Spatial layout data:
******************************

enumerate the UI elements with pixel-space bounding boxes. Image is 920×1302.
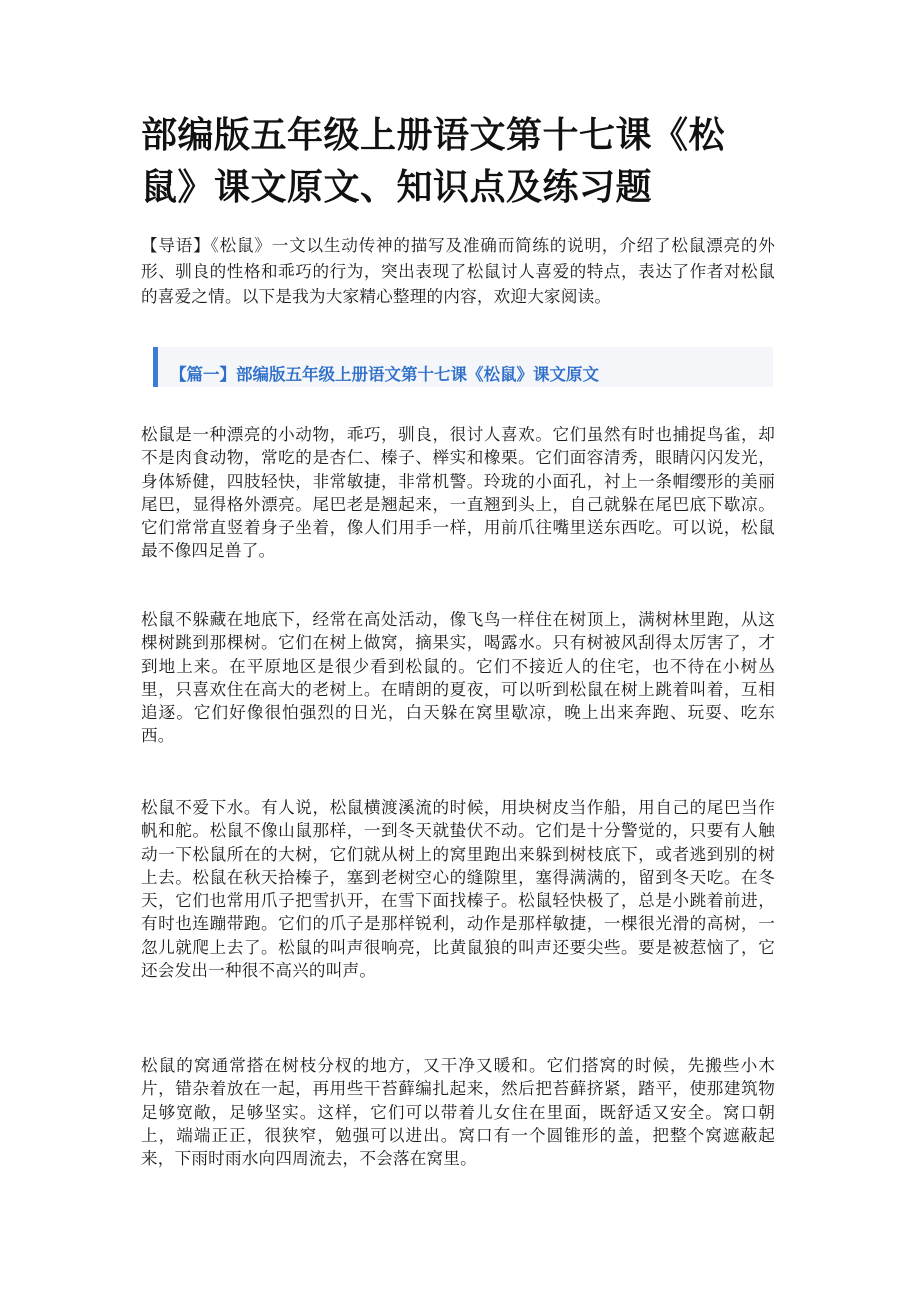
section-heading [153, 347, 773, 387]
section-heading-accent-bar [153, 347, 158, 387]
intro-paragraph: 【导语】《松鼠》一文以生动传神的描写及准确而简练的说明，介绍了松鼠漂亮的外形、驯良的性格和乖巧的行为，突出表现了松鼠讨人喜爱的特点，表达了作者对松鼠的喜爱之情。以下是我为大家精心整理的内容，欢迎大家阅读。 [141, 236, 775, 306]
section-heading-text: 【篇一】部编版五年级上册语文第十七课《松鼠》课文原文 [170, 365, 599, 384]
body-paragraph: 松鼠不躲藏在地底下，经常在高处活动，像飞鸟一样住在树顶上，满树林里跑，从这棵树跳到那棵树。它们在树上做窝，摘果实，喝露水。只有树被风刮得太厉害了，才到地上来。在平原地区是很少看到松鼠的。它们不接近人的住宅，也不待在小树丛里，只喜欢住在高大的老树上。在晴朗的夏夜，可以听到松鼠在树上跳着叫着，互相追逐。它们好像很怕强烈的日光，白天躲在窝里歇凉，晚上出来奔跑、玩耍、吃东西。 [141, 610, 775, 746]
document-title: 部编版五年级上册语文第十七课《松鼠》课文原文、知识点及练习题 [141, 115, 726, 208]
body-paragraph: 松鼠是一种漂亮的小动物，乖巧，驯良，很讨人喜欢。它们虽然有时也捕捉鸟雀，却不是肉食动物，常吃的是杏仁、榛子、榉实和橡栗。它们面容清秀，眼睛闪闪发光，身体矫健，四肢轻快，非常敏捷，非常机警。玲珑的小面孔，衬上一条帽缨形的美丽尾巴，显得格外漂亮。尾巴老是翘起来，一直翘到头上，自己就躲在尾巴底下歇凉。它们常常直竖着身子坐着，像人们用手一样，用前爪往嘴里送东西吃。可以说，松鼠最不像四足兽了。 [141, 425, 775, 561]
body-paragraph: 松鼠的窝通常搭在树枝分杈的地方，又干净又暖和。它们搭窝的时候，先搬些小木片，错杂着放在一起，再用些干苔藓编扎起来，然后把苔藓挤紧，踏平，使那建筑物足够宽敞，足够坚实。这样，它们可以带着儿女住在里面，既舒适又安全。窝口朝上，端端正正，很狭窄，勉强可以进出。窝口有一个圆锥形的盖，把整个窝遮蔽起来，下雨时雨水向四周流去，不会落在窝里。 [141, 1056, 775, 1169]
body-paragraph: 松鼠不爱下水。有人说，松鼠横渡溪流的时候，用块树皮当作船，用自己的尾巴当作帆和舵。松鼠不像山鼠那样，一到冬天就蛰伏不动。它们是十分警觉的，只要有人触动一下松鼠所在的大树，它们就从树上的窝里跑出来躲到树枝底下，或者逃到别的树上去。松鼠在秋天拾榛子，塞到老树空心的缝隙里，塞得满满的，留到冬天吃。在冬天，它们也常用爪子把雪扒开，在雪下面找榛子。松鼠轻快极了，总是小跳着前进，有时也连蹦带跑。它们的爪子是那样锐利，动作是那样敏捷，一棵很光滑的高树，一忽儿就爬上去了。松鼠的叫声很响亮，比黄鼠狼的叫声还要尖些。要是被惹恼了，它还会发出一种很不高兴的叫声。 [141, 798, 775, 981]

******************************

Stated task ▸ Copy every line above word for word, but leave out the picture.

Result ▸
enumerate the UI elements with pixel-space bounding boxes. Image is 920×1302.
section-heading [153, 347, 773, 387]
section-heading-accent-bar [153, 347, 158, 387]
intro-paragraph: 【导语】《松鼠》一文以生动传神的描写及准确而简练的说明，介绍了松鼠漂亮的外形、驯良的性格和乖巧的行为，突出表现了松鼠讨人喜爱的特点，表达了作者对松鼠的喜爱之情。以下是我为大家精心整理的内容，欢迎大家阅读。 [141, 236, 775, 306]
section-heading-text: 【篇一】部编版五年级上册语文第十七课《松鼠》课文原文 [170, 365, 599, 384]
body-paragraph: 松鼠不躲藏在地底下，经常在高处活动，像飞鸟一样住在树顶上，满树林里跑，从这棵树跳到那棵树。它们在树上做窝，摘果实，喝露水。只有树被风刮得太厉害了，才到地上来。在平原地区是很少看到松鼠的。它们不接近人的住宅，也不待在小树丛里，只喜欢住在高大的老树上。在晴朗的夏夜，可以听到松鼠在树上跳着叫着，互相追逐。它们好像很怕强烈的日光，白天躲在窝里歇凉，晚上出来奔跑、玩耍、吃东西。 [141, 610, 775, 746]
document-title: 部编版五年级上册语文第十七课《松鼠》课文原文、知识点及练习题 [141, 115, 726, 208]
body-paragraph: 松鼠是一种漂亮的小动物，乖巧，驯良，很讨人喜欢。它们虽然有时也捕捉鸟雀，却不是肉食动物，常吃的是杏仁、榛子、榉实和橡栗。它们面容清秀，眼睛闪闪发光，身体矫健，四肢轻快，非常敏捷，非常机警。玲珑的小面孔，衬上一条帽缨形的美丽尾巴，显得格外漂亮。尾巴老是翘起来，一直翘到头上，自己就躲在尾巴底下歇凉。它们常常直竖着身子坐着，像人们用手一样，用前爪往嘴里送东西吃。可以说，松鼠最不像四足兽了。 [141, 425, 775, 561]
body-paragraph: 松鼠的窝通常搭在树枝分杈的地方，又干净又暖和。它们搭窝的时候，先搬些小木片，错杂着放在一起，再用些干苔藓编扎起来，然后把苔藓挤紧，踏平，使那建筑物足够宽敞，足够坚实。这样，它们可以带着儿女住在里面，既舒适又安全。窝口朝上，端端正正，很狭窄，勉强可以进出。窝口有一个圆锥形的盖，把整个窝遮蔽起来，下雨时雨水向四周流去，不会落在窝里。 [141, 1056, 775, 1169]
body-paragraph: 松鼠不爱下水。有人说，松鼠横渡溪流的时候，用块树皮当作船，用自己的尾巴当作帆和舵。松鼠不像山鼠那样，一到冬天就蛰伏不动。它们是十分警觉的，只要有人触动一下松鼠所在的大树，它们就从树上的窝里跑出来躲到树枝底下，或者逃到别的树上去。松鼠在秋天拾榛子，塞到老树空心的缝隙里，塞得满满的，留到冬天吃。在冬天，它们也常用爪子把雪扒开，在雪下面找榛子。松鼠轻快极了，总是小跳着前进，有时也连蹦带跑。它们的爪子是那样锐利，动作是那样敏捷，一棵很光滑的高树，一忽儿就爬上去了。松鼠的叫声很响亮，比黄鼠狼的叫声还要尖些。要是被惹恼了，它还会发出一种很不高兴的叫声。 [141, 798, 775, 981]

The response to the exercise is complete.